═══ EXCERPTED TEXT ═══

# Bad value “none” for attribute “text-anchor” on element “g”.

> Canonical HTML version: https://rocketvalidator.com/html-validation/bad-value-none-for-attribute-text-anchor-on-element-g
> Attribution: Rocket Validator (https://rocketvalidator.com)
> License: CC BY 4.0 (https://creativecommons.org/licenses/by/4.0/)

This W3C validation error has two distinct problems combined into one message. First, the value `"none"` is not a recognized value for the `text-anchor` attribute — the only accepted values are `start`, `middle`, and `end`. Second, the `<g>` element is a generic container used to group SVG shapes together and does not support the `text-anchor` attribute directly.

The `text-anchor` attribute controls how text is aligned relative to its anchor point (the `x` coordinate). A value of `start` aligns the beginning of the text to the anchor, `middle` centers the text on the anchor, and `end` aligns the end of the text to the anchor. There is no `"none"` value because text always needs an alignment — `start` is the default if the attribute is omitted.

### Why this is a problem

- **Invalid markup**: Using an unrecognized value like `"none"` means browsers must guess the intended behavior, which can lead to inconsistent rendering across different environments.

═══

• DIRECTIONS
• A. Answer these questions from the text on the text-anchor error, one line each, marked the same way:
(i) What are the only accepted values for the `text-anchor` attribute?
(ii) Which value applies when the attribute is omitted?
(iii) Under "Invalid markup", what must browsers do with an unrecognized value like `"none"`?
• B. Please rewrite the paragraph of the text on the text-anchor error that begins "The `text-anchor` attribute controls" as a short list that keeps its main facts.
The items after this point are separate material, unrelated to the text on the text-anchor error.

═══ SUPPLIED ENTRIES ═══

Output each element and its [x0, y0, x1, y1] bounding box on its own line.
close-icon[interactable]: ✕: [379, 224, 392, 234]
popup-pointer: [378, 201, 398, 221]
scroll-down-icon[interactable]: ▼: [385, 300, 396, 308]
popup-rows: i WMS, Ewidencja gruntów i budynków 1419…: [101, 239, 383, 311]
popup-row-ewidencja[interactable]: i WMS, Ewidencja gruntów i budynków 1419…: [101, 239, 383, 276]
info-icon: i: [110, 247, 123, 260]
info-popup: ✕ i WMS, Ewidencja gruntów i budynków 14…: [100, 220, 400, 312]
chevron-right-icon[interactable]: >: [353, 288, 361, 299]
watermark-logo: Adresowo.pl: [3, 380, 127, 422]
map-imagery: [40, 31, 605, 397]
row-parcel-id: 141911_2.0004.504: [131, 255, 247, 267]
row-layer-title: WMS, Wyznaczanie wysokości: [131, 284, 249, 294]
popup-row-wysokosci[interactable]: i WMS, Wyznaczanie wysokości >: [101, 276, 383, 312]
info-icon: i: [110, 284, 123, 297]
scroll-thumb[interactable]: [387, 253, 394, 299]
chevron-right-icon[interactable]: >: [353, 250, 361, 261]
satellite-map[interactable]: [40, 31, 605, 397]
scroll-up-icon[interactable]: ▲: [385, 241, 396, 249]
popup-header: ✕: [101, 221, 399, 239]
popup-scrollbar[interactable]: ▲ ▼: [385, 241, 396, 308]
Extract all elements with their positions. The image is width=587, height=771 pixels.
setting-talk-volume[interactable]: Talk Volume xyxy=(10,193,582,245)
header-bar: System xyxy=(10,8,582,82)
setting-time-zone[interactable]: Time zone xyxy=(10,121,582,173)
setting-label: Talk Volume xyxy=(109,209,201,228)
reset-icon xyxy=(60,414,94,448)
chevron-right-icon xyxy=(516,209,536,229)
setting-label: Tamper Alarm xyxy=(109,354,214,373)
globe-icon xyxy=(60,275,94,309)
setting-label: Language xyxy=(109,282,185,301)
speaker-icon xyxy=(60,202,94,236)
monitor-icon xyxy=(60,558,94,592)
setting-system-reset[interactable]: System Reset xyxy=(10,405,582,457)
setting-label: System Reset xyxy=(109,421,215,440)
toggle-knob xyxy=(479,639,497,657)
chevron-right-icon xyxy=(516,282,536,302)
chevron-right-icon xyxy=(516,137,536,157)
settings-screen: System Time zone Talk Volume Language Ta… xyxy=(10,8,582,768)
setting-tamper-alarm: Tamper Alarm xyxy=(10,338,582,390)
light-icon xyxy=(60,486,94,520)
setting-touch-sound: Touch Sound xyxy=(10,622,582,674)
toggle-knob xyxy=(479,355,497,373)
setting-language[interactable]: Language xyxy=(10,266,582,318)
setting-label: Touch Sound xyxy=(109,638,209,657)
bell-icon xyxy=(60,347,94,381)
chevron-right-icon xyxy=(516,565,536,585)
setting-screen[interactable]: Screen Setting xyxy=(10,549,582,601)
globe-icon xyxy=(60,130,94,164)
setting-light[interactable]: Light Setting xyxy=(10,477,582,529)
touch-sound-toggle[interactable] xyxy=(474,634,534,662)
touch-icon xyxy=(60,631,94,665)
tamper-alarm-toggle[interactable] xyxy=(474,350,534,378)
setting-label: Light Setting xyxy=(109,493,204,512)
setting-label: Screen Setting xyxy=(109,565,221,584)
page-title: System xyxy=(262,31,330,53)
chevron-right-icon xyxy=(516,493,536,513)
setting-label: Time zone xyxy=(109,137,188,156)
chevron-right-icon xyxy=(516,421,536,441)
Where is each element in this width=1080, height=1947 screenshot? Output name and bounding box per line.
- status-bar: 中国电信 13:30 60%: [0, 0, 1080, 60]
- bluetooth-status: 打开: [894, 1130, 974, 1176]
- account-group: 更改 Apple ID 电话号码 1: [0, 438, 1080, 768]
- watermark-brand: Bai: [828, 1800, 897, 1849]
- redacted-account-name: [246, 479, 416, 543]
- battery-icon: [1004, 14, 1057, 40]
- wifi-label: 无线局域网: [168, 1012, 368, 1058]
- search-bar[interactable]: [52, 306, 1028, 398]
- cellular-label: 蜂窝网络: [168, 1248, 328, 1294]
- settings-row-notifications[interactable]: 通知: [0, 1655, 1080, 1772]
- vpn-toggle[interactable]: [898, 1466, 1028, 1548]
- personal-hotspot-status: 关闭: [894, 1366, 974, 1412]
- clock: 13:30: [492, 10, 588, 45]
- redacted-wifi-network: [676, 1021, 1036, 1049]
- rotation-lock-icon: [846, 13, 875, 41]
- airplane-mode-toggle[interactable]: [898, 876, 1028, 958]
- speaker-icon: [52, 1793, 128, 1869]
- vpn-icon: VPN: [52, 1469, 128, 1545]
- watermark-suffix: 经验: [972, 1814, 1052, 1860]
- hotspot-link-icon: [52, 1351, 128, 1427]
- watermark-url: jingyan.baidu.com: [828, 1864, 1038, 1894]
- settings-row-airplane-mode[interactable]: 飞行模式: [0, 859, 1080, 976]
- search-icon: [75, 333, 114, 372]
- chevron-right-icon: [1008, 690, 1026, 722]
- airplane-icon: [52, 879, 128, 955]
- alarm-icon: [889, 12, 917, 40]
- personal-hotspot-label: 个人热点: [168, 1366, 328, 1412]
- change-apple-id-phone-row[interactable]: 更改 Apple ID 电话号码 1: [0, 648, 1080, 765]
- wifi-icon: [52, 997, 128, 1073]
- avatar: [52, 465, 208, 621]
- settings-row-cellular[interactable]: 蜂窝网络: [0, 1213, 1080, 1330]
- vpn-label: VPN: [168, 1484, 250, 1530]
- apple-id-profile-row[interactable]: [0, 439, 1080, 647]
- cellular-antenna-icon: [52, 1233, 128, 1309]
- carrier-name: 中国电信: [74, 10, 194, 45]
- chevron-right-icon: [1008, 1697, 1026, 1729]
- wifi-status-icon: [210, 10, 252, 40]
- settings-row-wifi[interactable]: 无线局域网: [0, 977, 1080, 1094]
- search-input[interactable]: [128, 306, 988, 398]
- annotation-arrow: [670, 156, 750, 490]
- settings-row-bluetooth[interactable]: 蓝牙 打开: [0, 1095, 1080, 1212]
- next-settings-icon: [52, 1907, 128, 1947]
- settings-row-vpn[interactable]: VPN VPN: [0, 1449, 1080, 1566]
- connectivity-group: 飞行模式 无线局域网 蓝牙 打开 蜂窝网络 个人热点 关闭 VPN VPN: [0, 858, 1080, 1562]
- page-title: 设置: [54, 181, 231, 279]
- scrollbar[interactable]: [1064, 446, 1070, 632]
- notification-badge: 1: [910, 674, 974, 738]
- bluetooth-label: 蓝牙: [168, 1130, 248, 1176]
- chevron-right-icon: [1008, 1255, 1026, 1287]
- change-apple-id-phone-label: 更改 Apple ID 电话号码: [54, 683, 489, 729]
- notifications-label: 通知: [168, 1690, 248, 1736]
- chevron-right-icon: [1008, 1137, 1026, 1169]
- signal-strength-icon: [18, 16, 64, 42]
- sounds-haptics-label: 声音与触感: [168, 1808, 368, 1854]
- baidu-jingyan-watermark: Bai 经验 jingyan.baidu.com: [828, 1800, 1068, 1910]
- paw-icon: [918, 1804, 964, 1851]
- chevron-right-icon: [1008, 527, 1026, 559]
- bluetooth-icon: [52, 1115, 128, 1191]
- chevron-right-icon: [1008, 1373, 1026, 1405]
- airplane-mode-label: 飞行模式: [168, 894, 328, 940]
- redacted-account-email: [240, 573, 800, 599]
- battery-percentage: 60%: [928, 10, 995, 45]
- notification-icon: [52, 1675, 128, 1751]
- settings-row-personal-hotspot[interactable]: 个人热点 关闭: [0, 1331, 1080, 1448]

═══

• RESPONSES FOR EACH TASK
• A.
(i) `start`, `middle`, and `end`.
(ii) `start`.
(iii) They must guess the intended behavior.

• B.
- `text-anchor` sets how text aligns relative to its anchor point (the `x` coordinate).
- `start`: the beginning of the text aligns to the anchor.
- `middle`: the text is centered on the anchor.
- `end`: the end of the text aligns to the anchor.
- There is no `"none"` value because text always needs an alignment.
- `start` is the default when the attribute is omitted.